Given problem |
Quote the material from its first line through the line that contains "text-line: 负责同志汇报，要进一步坚守为老服务的初心情怀，坚决扛牢做好老 <box>153", including both of those lines and leaving every character unchanged.

=== Records to process ===

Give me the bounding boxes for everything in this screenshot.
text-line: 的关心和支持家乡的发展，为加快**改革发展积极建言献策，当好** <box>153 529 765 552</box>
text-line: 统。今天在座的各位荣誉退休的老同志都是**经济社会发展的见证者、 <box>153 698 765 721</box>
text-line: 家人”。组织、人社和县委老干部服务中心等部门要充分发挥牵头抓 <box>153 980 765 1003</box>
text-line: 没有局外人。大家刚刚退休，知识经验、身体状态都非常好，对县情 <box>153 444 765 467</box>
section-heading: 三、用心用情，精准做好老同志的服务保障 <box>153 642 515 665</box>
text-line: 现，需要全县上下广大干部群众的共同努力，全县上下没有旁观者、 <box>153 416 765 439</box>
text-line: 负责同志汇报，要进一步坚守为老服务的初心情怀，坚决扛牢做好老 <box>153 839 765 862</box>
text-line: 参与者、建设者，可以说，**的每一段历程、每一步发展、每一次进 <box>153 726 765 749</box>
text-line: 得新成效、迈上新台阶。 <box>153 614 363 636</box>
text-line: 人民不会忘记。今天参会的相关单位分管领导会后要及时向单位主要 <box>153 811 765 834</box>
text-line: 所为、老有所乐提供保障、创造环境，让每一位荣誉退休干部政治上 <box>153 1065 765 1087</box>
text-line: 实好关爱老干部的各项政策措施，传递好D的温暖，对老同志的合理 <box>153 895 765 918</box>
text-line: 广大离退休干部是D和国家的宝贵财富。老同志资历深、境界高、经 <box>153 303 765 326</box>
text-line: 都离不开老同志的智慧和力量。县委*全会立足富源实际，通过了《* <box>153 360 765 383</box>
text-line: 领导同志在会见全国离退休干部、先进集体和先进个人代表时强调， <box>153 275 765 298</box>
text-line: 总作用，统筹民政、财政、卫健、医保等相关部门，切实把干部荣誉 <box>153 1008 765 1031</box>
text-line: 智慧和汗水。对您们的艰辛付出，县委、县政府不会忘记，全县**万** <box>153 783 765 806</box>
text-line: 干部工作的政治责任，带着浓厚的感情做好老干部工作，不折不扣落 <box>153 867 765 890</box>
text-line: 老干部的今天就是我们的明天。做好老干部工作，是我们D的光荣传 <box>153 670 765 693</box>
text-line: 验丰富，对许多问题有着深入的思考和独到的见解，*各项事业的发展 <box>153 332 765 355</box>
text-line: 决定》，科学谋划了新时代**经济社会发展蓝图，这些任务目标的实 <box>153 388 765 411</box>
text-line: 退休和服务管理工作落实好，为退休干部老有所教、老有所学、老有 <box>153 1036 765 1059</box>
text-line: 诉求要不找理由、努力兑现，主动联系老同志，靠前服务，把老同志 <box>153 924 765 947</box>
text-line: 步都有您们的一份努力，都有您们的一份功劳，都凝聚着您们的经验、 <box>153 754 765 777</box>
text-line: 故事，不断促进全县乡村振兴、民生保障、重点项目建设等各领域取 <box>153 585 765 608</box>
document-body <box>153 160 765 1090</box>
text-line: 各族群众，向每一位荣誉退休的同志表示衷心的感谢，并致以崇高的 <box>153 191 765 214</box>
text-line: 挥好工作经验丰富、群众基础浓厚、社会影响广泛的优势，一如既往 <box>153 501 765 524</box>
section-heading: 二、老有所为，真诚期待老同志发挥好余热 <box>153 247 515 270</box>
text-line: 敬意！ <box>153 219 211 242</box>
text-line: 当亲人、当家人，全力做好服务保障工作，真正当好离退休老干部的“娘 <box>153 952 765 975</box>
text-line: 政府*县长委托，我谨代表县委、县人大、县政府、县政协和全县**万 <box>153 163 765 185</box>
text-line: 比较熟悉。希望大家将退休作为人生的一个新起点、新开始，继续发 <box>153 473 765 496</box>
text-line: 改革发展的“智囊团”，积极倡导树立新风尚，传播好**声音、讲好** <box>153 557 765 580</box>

===

Exercise output |
Give me the bounding boxes for everything in this screenshot.
text-line: 的关心和支持家乡的发展，为加快**改革发展积极建言献策，当好** <box>153 529 765 552</box>
text-line: 统。今天在座的各位荣誉退休的老同志都是**经济社会发展的见证者、 <box>153 698 765 721</box>
text-line: 家人”。组织、人社和县委老干部服务中心等部门要充分发挥牵头抓 <box>153 980 765 1003</box>
text-line: 没有局外人。大家刚刚退休，知识经验、身体状态都非常好，对县情 <box>153 444 765 467</box>
section-heading: 三、用心用情，精准做好老同志的服务保障 <box>153 642 515 665</box>
text-line: 现，需要全县上下广大干部群众的共同努力，全县上下没有旁观者、 <box>153 416 765 439</box>
text-line: 负责同志汇报，要进一步坚守为老服务的初心情怀，坚决扛牢做好老 <box>153 839 765 862</box>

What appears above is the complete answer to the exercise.